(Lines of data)
** START **
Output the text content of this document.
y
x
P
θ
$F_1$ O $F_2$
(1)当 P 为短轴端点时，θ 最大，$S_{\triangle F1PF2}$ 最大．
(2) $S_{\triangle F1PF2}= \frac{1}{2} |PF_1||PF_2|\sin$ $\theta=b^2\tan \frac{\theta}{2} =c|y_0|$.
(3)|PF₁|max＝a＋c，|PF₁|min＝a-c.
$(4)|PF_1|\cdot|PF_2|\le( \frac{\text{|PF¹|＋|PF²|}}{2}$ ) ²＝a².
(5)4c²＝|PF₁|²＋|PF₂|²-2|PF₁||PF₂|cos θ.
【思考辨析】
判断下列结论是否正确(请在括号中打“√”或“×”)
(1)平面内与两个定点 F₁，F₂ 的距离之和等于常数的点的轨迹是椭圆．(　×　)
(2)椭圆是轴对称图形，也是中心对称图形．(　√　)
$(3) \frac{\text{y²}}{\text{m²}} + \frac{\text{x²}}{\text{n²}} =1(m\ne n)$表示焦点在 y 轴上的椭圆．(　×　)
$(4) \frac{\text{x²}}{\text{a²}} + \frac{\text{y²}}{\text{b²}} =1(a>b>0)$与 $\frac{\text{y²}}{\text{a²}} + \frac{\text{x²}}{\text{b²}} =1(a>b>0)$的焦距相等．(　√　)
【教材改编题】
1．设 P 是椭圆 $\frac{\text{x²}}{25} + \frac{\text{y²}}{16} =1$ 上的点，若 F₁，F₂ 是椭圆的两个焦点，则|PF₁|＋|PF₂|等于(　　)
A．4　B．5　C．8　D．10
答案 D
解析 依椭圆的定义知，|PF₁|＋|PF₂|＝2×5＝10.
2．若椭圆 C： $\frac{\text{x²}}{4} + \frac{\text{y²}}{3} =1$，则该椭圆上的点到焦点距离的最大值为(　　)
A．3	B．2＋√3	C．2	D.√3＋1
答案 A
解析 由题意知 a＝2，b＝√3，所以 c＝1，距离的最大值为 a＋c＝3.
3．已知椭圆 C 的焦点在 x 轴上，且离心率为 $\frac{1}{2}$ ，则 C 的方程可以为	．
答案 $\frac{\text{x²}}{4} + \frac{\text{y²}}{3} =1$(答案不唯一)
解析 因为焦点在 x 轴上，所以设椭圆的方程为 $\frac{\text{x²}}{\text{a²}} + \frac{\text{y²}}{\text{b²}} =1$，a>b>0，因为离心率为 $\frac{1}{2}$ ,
** END **
Write out the full listing, keeping every line exactly as it is.

Output the text content of this document.
y
x
P
θ
$F_1$ O $F_2$
(1)当 P 为短轴端点时，θ 最大，$S_{\triangle F1PF2}$ 最大．
(2) $S_{\triangle F1PF2}= \frac{1}{2} |PF_1||PF_2|\sin$ $\theta=b^2\tan \frac{\theta}{2} =c|y_0|$.
(3)|PF₁|max＝a＋c，|PF₁|min＝a-c.
$(4)|PF_1|\cdot|PF_2|\le( \frac{\text{|PF¹|＋|PF²|}}{2}$ ) ²＝a².
(5)4c²＝|PF₁|²＋|PF₂|²-2|PF₁||PF₂|cos θ.
【思考辨析】
判断下列结论是否正确(请在括号中打“√”或“×”)
(1)平面内与两个定点 F₁，F₂ 的距离之和等于常数的点的轨迹是椭圆．(　×　)
(2)椭圆是轴对称图形，也是中心对称图形．(　√　)
$(3) \frac{\text{y²}}{\text{m²}} + \frac{\text{x²}}{\text{n²}} =1(m\ne n)$表示焦点在 y 轴上的椭圆．(　×　)
$(4) \frac{\text{x²}}{\text{a²}} + \frac{\text{y²}}{\text{b²}} =1(a>b>0)$与 $\frac{\text{y²}}{\text{a²}} + \frac{\text{x²}}{\text{b²}} =1(a>b>0)$的焦距相等．(　√　)
【教材改编题】
1．设 P 是椭圆 $\frac{\text{x²}}{25} + \frac{\text{y²}}{16} =1$ 上的点，若 F₁，F₂ 是椭圆的两个焦点，则|PF₁|＋|PF₂|等于(　　)
A．4　B．5　C．8　D．10
答案 D
解析 依椭圆的定义知，|PF₁|＋|PF₂|＝2×5＝10.
2．若椭圆 C： $\frac{\text{x²}}{4} + \frac{\text{y²}}{3} =1$，则该椭圆上的点到焦点距离的最大值为(　　)
A．3	B．2＋√3	C．2	D.√3＋1
答案 A
解析 由题意知 a＝2，b＝√3，所以 c＝1，距离的最大值为 a＋c＝3.
3．已知椭圆 C 的焦点在 x 轴上，且离心率为 $\frac{1}{2}$ ，则 C 的方程可以为	．
答案 $\frac{\text{x²}}{4} + \frac{\text{y²}}{3} =1$(答案不唯一)
解析 因为焦点在 x 轴上，所以设椭圆的方程为 $\frac{\text{x²}}{\text{a²}} + \frac{\text{y²}}{\text{b²}} =1$，a>b>0，因为离心率为 $\frac{1}{2}$ ,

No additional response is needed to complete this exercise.